### What the task requires
Produce the listing below again, exactly as shown.

+---+

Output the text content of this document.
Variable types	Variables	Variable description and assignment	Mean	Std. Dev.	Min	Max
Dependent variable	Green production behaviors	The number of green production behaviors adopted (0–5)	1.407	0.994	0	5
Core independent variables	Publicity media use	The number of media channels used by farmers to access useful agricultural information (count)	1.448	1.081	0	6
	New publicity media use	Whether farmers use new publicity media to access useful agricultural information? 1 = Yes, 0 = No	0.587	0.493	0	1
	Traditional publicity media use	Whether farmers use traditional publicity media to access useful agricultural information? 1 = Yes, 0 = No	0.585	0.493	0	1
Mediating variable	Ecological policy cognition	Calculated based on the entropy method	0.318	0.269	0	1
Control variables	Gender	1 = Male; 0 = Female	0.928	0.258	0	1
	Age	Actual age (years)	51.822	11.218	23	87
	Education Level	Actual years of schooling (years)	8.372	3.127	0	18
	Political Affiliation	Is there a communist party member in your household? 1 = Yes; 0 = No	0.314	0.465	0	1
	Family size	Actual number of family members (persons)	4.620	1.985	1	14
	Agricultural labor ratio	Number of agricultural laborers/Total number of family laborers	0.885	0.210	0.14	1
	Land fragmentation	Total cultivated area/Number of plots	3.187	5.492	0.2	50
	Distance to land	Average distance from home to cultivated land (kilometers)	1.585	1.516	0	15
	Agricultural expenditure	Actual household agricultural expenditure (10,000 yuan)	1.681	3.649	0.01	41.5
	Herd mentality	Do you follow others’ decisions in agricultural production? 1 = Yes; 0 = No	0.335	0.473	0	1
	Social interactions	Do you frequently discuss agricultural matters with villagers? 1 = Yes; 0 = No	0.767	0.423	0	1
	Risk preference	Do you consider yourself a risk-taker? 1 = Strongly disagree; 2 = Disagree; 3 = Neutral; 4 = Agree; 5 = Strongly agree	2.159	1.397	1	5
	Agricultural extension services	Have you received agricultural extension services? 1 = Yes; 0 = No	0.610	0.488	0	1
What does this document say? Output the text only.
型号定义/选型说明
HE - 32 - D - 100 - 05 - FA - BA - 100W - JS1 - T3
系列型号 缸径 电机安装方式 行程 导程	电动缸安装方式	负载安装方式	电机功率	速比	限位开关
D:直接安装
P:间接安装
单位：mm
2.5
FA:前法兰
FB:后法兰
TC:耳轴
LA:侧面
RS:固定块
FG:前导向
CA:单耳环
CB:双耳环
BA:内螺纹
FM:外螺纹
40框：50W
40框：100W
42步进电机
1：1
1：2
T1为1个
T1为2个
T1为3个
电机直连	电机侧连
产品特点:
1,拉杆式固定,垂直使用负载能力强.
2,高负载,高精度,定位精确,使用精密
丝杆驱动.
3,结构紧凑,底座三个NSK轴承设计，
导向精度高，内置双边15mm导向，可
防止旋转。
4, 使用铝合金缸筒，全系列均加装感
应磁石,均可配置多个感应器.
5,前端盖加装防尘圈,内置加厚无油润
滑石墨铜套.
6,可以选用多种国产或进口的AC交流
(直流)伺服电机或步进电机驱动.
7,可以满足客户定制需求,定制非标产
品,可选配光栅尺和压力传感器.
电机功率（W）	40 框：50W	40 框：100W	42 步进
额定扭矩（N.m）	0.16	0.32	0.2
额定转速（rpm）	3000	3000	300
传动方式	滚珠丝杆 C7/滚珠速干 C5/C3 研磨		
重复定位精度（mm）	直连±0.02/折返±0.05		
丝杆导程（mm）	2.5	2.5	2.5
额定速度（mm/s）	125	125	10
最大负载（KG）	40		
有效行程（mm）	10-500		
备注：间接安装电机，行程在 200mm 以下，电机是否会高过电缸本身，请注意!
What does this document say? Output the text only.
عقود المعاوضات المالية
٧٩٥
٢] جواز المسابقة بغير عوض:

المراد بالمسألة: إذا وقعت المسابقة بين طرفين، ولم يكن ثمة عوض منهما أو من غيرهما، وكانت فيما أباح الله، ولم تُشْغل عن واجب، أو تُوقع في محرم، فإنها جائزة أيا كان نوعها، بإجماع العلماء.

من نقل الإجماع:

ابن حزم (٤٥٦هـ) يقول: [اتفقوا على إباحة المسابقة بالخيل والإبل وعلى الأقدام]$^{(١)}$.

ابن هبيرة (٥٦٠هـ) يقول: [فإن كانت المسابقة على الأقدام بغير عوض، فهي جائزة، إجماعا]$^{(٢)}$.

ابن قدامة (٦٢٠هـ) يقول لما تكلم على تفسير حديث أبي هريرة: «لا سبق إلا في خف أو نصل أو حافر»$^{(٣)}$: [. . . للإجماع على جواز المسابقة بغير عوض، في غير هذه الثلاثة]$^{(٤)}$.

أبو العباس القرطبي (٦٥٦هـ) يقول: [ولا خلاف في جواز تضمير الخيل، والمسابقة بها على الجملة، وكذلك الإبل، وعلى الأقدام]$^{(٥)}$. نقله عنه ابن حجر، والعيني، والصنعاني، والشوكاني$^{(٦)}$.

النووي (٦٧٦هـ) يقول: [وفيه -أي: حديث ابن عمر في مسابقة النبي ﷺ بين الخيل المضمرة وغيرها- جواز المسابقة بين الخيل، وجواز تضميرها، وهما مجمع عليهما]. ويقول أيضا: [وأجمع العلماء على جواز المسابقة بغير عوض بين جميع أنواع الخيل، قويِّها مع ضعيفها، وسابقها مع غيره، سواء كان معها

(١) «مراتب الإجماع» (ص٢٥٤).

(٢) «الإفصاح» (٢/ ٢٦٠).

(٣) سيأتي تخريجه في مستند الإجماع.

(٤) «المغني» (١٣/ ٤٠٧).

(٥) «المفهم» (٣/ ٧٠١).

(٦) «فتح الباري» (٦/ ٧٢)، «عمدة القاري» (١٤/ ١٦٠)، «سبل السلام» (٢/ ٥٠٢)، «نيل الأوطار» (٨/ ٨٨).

+---+

### Written response
Output the text content of this document.
Variable types	Variables	Variable description and assignment	Mean	Std. Dev.	Min	Max
Dependent variable	Green production behaviors	The number of green production behaviors adopted (0–5)	1.407	0.994	0	5
Core independent variables	Publicity media use	The number of media channels used by farmers to access useful agricultural information (count)	1.448	1.081	0	6
	New publicity media use	Whether farmers use new publicity media to access useful agricultural information? 1 = Yes, 0 = No	0.587	0.493	0	1
	Traditional publicity media use	Whether farmers use traditional publicity media to access useful agricultural information? 1 = Yes, 0 = No	0.585	0.493	0	1
Mediating variable	Ecological policy cognition	Calculated based on the entropy method	0.318	0.269	0	1
Control variables	Gender	1 = Male; 0 = Female	0.928	0.258	0	1
	Age	Actual age (years)	51.822	11.218	23	87
	Education Level	Actual years of schooling (years)	8.372	3.127	0	18
	Political Affiliation	Is there a communist party member in your household? 1 = Yes; 0 = No	0.314	0.465	0	1
	Family size	Actual number of family members (persons)	4.620	1.985	1	14
	Agricultural labor ratio	Number of agricultural laborers/Total number of family laborers	0.885	0.210	0.14	1
	Land fragmentation	Total cultivated area/Number of plots	3.187	5.492	0.2	50
	Distance to land	Average distance from home to cultivated land (kilometers)	1.585	1.516	0	15
	Agricultural expenditure	Actual household agricultural expenditure (10,000 yuan)	1.681	3.649	0.01	41.5
	Herd mentality	Do you follow others’ decisions in agricultural production? 1 = Yes; 0 = No	0.335	0.473	0	1
	Social interactions	Do you frequently discuss agricultural matters with villagers? 1 = Yes; 0 = No	0.767	0.423	0	1
	Risk preference	Do you consider yourself a risk-taker? 1 = Strongly disagree; 2 = Disagree; 3 = Neutral; 4 = Agree; 5 = Strongly agree	2.159	1.397	1	5
	Agricultural extension services	Have you received agricultural extension services? 1 = Yes; 0 = No	0.610	0.488	0	1
What does this document say? Output the text only.
型号定义/选型说明
HE - 32 - D - 100 - 05 - FA - BA - 100W - JS1 - T3
系列型号 缸径 电机安装方式 行程 导程	电动缸安装方式	负载安装方式	电机功率	速比	限位开关
D:直接安装
P:间接安装
单位：mm
2.5
FA:前法兰
FB:后法兰
TC:耳轴
LA:侧面
RS:固定块
FG:前导向
CA:单耳环
CB:双耳环
BA:内螺纹
FM:外螺纹
40框：50W
40框：100W
42步进电机
1：1
1：2
T1为1个
T1为2个
T1为3个
电机直连	电机侧连
产品特点:
1,拉杆式固定,垂直使用负载能力强.
2,高负载,高精度,定位精确,使用精密
丝杆驱动.
3,结构紧凑,底座三个NSK轴承设计，
导向精度高，内置双边15mm导向，可
防止旋转。
4, 使用铝合金缸筒，全系列均加装感
应磁石,均可配置多个感应器.
5,前端盖加装防尘圈,内置加厚无油润
滑石墨铜套.
6,可以选用多种国产或进口的AC交流
(直流)伺服电机或步进电机驱动.
7,可以满足客户定制需求,定制非标产
品,可选配光栅尺和压力传感器.
电机功率（W）	40 框：50W	40 框：100W	42 步进
额定扭矩（N.m）	0.16	0.32	0.2
额定转速（rpm）	3000	3000	300
传动方式	滚珠丝杆 C7/滚珠速干 C5/C3 研磨		
重复定位精度（mm）	直连±0.02/折返±0.05		
丝杆导程（mm）	2.5	2.5	2.5
额定速度（mm/s）	125	125	10
最大负载（KG）	40		
有效行程（mm）	10-500		
备注：间接安装电机，行程在 200mm 以下，电机是否会高过电缸本身，请注意!
What does this document say? Output the text only.
عقود المعاوضات المالية
٧٩٥
٢] جواز المسابقة بغير عوض:

المراد بالمسألة: إذا وقعت المسابقة بين طرفين، ولم يكن ثمة عوض منهما أو من غيرهما، وكانت فيما أباح الله، ولم تُشْغل عن واجب، أو تُوقع في محرم، فإنها جائزة أيا كان نوعها، بإجماع العلماء.

من نقل الإجماع:

ابن حزم (٤٥٦هـ) يقول: [اتفقوا على إباحة المسابقة بالخيل والإبل وعلى الأقدام]$^{(١)}$.

ابن هبيرة (٥٦٠هـ) يقول: [فإن كانت المسابقة على الأقدام بغير عوض، فهي جائزة، إجماعا]$^{(٢)}$.

ابن قدامة (٦٢٠هـ) يقول لما تكلم على تفسير حديث أبي هريرة: «لا سبق إلا في خف أو نصل أو حافر»$^{(٣)}$: [. . . للإجماع على جواز المسابقة بغير عوض، في غير هذه الثلاثة]$^{(٤)}$.

أبو العباس القرطبي (٦٥٦هـ) يقول: [ولا خلاف في جواز تضمير الخيل، والمسابقة بها على الجملة، وكذلك الإبل، وعلى الأقدام]$^{(٥)}$. نقله عنه ابن حجر، والعيني، والصنعاني، والشوكاني$^{(٦)}$.

النووي (٦٧٦هـ) يقول: [وفيه -أي: حديث ابن عمر في مسابقة النبي ﷺ بين الخيل المضمرة وغيرها- جواز المسابقة بين الخيل، وجواز تضميرها، وهما مجمع عليهما]. ويقول أيضا: [وأجمع العلماء على جواز المسابقة بغير عوض بين جميع أنواع الخيل، قويِّها مع ضعيفها، وسابقها مع غيره، سواء كان معها

(١) «مراتب الإجماع» (ص٢٥٤).

(٢) «الإفصاح» (٢/ ٢٦٠).

(٣) سيأتي تخريجه في مستند الإجماع.

(٤) «المغني» (١٣/ ٤٠٧).

(٥) «المفهم» (٣/ ٧٠١).

(٦) «فتح الباري» (٦/ ٧٢)، «عمدة القاري» (١٤/ ١٦٠)، «سبل السلام» (٢/ ٥٠٢)، «نيل الأوطار» (٨/ ٨٨).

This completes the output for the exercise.